→ GOAL OF THE EXERCISE:
Skip the pictures and repeat each line of the data exactly.

→ EXERCISE MATERIAL:
»»

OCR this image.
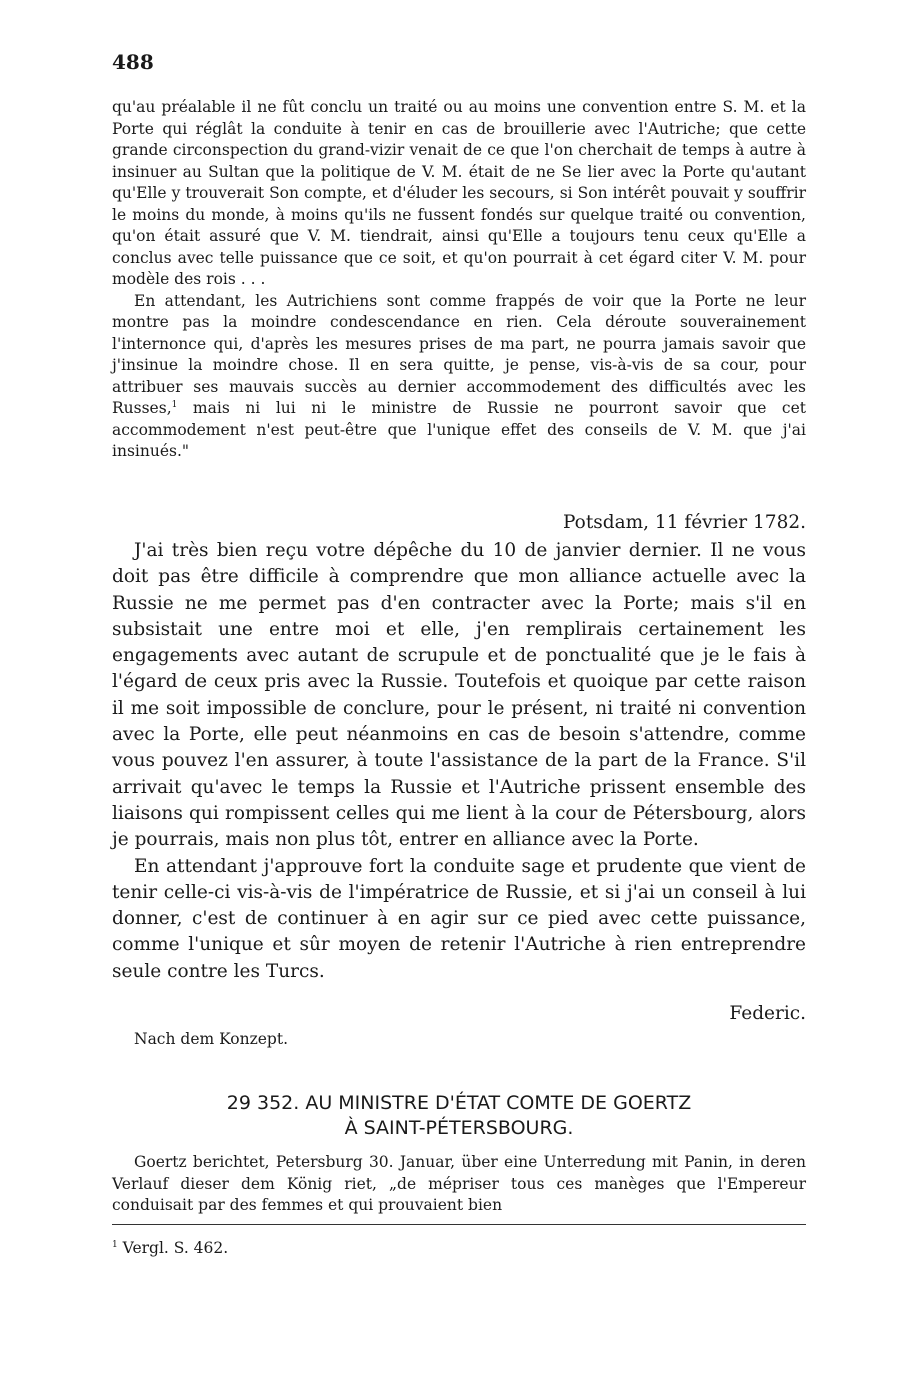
488

qu'au préalable il ne fût conclu un traité ou au moins une convention entre S. M. et la Porte qui réglât la conduite à tenir en cas de brouillerie avec l'Autriche; que cette grande circonspection du grand-vizir venait de ce que l'on cherchait de temps à autre à insinuer au Sultan que la politique de V. M. était de ne Se lier avec la Porte qu'autant qu'Elle y trouverait Son compte, et d'éluder les secours, si Son intérêt pouvait y souffrir le moins du monde, à moins qu'ils ne fussent fondés sur quelque traité ou convention, qu'on était assuré que V. M. tiendrait, ainsi qu'Elle a toujours tenu ceux qu'Elle a conclus avec telle puissance que ce soit, et qu'on pourrait à cet égard citer V. M. pour modèle des rois . . .

En attendant, les Autrichiens sont comme frappés de voir que la Porte ne leur montre pas la moindre condescendance en rien. Cela déroute souverainement l'internonce qui, d'après les mesures prises de ma part, ne pourra jamais savoir que j'insinue la moindre chose. Il en sera quitte, je pense, vis-à-vis de sa cour, pour attribuer ses mauvais succès au dernier accommodement des difficultés avec les Russes,$^1$ mais ni lui ni le ministre de Russie ne pourront savoir que cet accommodement n'est peut-être que l'unique effet des conseils de V. M. que j'ai insinués."

Potsdam, 11 février 1782.

J'ai très bien reçu votre dépêche du 10 de janvier dernier. Il ne vous doit pas être difficile à comprendre que mon alliance actuelle avec la Russie ne me permet pas d'en contracter avec la Porte; mais s'il en subsistait une entre moi et elle, j'en remplirais certainement les engagements avec autant de scrupule et de ponctualité que je le fais à l'égard de ceux pris avec la Russie. Toutefois et quoique par cette raison il me soit impossible de conclure, pour le présent, ni traité ni convention avec la Porte, elle peut néanmoins en cas de besoin s'attendre, comme vous pouvez l'en assurer, à toute l'assistance de la part de la France. S'il arrivait qu'avec le temps la Russie et l'Autriche prissent ensemble des liaisons qui rompissent celles qui me lient à la cour de Pétersbourg, alors je pourrais, mais non plus tôt, entrer en alliance avec la Porte.

En attendant j'approuve fort la conduite sage et prudente que vient de tenir celle-ci vis-à-vis de l'impératrice de Russie, et si j'ai un conseil à lui donner, c'est de continuer à en agir sur ce pied avec cette puissance, comme l'unique et sûr moyen de retenir l'Autriche à rien entreprendre seule contre les Turcs.

Federic.
Nach dem Konzept.
29 352. AU MINISTRE D'ÉTAT COMTE DE GOERTZ
À SAINT-PÉTERSBOURG.

Goertz berichtet, Petersburg 30. Januar, über eine Unterredung mit Panin, in deren Verlauf dieser dem König riet, „de mépriser tous ces manèges que l'Empereur conduisait par des femmes et qui prouvaient bien

$^1$ Vergl. S. 462.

««

→ SOLUTION BELOW:
OCR this image.
488

qu'au préalable il ne fût conclu un traité ou au moins une convention entre S. M. et la Porte qui réglât la conduite à tenir en cas de brouillerie avec l'Autriche; que cette grande circonspection du grand-vizir venait de ce que l'on cherchait de temps à autre à insinuer au Sultan que la politique de V. M. était de ne Se lier avec la Porte qu'autant qu'Elle y trouverait Son compte, et d'éluder les secours, si Son intérêt pouvait y souffrir le moins du monde, à moins qu'ils ne fussent fondés sur quelque traité ou convention, qu'on était assuré que V. M. tiendrait, ainsi qu'Elle a toujours tenu ceux qu'Elle a conclus avec telle puissance que ce soit, et qu'on pourrait à cet égard citer V. M. pour modèle des rois . . .

En attendant, les Autrichiens sont comme frappés de voir que la Porte ne leur montre pas la moindre condescendance en rien. Cela déroute souverainement l'internonce qui, d'après les mesures prises de ma part, ne pourra jamais savoir que j'insinue la moindre chose. Il en sera quitte, je pense, vis-à-vis de sa cour, pour attribuer ses mauvais succès au dernier accommodement des difficultés avec les Russes,$^1$ mais ni lui ni le ministre de Russie ne pourront savoir que cet accommodement n'est peut-être que l'unique effet des conseils de V. M. que j'ai insinués."

Potsdam, 11 février 1782.

J'ai très bien reçu votre dépêche du 10 de janvier dernier. Il ne vous doit pas être difficile à comprendre que mon alliance actuelle avec la Russie ne me permet pas d'en contracter avec la Porte; mais s'il en subsistait une entre moi et elle, j'en remplirais certainement les engagements avec autant de scrupule et de ponctualité que je le fais à l'égard de ceux pris avec la Russie. Toutefois et quoique par cette raison il me soit impossible de conclure, pour le présent, ni traité ni convention avec la Porte, elle peut néanmoins en cas de besoin s'attendre, comme vous pouvez l'en assurer, à toute l'assistance de la part de la France. S'il arrivait qu'avec le temps la Russie et l'Autriche prissent ensemble des liaisons qui rompissent celles qui me lient à la cour de Pétersbourg, alors je pourrais, mais non plus tôt, entrer en alliance avec la Porte.

En attendant j'approuve fort la conduite sage et prudente que vient de tenir celle-ci vis-à-vis de l'impératrice de Russie, et si j'ai un conseil à lui donner, c'est de continuer à en agir sur ce pied avec cette puissance, comme l'unique et sûr moyen de retenir l'Autriche à rien entreprendre seule contre les Turcs.

Federic.
Nach dem Konzept.
29 352. AU MINISTRE D'ÉTAT COMTE DE GOERTZ
À SAINT-PÉTERSBOURG.

Goertz berichtet, Petersburg 30. Januar, über eine Unterredung mit Panin, in deren Verlauf dieser dem König riet, „de mépriser tous ces manèges que l'Empereur conduisait par des femmes et qui prouvaient bien

$^1$ Vergl. S. 462.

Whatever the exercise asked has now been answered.